─── EXTRACTED INFORMATION

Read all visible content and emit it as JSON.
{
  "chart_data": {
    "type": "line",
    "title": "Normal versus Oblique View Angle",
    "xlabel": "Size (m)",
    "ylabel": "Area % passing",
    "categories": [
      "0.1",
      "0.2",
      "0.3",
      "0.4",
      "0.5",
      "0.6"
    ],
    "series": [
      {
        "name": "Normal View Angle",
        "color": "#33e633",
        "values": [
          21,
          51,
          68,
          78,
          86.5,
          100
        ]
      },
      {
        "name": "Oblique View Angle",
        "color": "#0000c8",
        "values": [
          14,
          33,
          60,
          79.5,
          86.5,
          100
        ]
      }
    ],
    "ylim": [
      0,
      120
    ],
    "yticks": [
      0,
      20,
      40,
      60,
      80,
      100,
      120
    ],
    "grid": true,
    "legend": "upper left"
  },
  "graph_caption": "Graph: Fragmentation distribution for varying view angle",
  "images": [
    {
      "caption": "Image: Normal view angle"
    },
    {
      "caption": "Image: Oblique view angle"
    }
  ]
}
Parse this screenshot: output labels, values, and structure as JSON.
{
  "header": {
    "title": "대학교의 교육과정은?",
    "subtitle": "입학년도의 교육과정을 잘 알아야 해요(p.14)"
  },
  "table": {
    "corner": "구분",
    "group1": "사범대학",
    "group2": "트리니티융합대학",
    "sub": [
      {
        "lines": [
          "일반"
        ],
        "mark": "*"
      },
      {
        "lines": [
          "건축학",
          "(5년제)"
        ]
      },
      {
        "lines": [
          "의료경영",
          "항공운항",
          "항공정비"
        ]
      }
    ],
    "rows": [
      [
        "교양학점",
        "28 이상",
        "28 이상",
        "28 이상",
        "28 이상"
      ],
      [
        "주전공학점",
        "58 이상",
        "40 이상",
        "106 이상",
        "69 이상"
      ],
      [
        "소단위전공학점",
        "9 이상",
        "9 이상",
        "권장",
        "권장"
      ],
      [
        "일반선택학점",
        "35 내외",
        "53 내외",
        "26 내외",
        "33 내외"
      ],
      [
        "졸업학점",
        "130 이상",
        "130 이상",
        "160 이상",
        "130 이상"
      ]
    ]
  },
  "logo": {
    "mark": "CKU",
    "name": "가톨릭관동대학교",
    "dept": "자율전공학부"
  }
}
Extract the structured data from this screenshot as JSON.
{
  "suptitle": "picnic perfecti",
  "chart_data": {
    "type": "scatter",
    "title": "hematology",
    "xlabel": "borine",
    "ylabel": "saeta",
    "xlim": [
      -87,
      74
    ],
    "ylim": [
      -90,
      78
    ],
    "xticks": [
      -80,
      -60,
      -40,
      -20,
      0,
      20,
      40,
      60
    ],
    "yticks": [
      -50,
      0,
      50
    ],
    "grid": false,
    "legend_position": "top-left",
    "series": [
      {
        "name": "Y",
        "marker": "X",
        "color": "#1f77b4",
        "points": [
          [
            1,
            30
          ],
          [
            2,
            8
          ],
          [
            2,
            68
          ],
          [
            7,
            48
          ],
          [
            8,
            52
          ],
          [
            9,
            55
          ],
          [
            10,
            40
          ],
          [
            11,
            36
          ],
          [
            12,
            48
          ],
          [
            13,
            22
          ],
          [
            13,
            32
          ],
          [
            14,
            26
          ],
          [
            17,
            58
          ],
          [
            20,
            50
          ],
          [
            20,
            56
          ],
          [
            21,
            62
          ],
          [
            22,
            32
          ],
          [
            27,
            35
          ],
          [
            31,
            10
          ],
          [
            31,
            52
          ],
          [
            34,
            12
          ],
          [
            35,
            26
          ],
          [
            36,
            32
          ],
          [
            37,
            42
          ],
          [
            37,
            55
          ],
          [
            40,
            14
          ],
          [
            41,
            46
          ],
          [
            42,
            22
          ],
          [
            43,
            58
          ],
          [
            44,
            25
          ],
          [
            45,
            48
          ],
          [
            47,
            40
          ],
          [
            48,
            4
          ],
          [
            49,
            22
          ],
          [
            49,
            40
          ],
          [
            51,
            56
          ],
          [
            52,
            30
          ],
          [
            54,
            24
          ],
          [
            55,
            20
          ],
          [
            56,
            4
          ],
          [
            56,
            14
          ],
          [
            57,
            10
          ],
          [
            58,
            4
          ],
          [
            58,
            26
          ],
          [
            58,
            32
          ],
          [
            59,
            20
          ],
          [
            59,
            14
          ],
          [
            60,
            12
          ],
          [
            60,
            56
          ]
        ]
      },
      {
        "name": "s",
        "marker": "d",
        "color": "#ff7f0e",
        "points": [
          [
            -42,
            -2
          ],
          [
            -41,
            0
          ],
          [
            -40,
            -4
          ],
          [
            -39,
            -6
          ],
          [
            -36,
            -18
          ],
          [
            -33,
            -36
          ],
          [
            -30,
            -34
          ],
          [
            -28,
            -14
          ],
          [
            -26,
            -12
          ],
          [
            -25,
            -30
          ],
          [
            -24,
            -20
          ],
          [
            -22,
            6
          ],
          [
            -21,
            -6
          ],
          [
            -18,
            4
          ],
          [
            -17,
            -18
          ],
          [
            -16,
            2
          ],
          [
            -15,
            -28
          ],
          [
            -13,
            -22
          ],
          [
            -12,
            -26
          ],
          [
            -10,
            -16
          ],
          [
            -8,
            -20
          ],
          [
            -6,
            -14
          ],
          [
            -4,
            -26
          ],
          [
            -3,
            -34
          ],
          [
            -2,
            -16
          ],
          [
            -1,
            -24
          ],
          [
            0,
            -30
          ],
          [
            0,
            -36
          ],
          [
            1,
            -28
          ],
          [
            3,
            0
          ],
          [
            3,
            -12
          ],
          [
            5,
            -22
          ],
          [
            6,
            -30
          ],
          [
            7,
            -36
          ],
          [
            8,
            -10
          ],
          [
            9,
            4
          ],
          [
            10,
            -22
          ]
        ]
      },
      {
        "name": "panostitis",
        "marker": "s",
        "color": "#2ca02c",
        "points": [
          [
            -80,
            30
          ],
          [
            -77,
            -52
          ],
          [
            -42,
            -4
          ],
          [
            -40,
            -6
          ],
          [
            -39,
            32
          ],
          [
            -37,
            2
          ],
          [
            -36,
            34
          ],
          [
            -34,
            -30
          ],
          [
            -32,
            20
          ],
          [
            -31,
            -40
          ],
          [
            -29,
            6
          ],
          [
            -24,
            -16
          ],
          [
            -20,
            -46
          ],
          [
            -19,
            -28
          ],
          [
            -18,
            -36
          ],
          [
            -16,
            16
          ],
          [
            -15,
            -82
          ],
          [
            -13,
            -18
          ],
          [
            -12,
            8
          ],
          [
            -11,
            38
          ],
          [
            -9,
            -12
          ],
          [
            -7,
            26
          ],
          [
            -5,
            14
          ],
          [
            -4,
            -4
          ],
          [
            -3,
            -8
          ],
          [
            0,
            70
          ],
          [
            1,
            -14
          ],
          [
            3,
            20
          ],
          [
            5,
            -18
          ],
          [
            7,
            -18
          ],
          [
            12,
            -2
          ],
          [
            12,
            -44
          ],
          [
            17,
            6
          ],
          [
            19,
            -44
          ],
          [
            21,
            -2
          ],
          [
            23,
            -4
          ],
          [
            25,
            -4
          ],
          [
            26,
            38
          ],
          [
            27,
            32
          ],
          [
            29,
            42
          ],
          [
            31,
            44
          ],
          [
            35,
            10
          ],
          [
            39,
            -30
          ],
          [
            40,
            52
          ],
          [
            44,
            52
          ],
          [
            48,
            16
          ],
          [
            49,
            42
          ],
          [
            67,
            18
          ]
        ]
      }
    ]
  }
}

──────

### DIRECTIONS FOR THIS TASK
Of the lines above, how many include the word "Normal"? Reply with the number only.

### RESPONSE TO THE TASK
3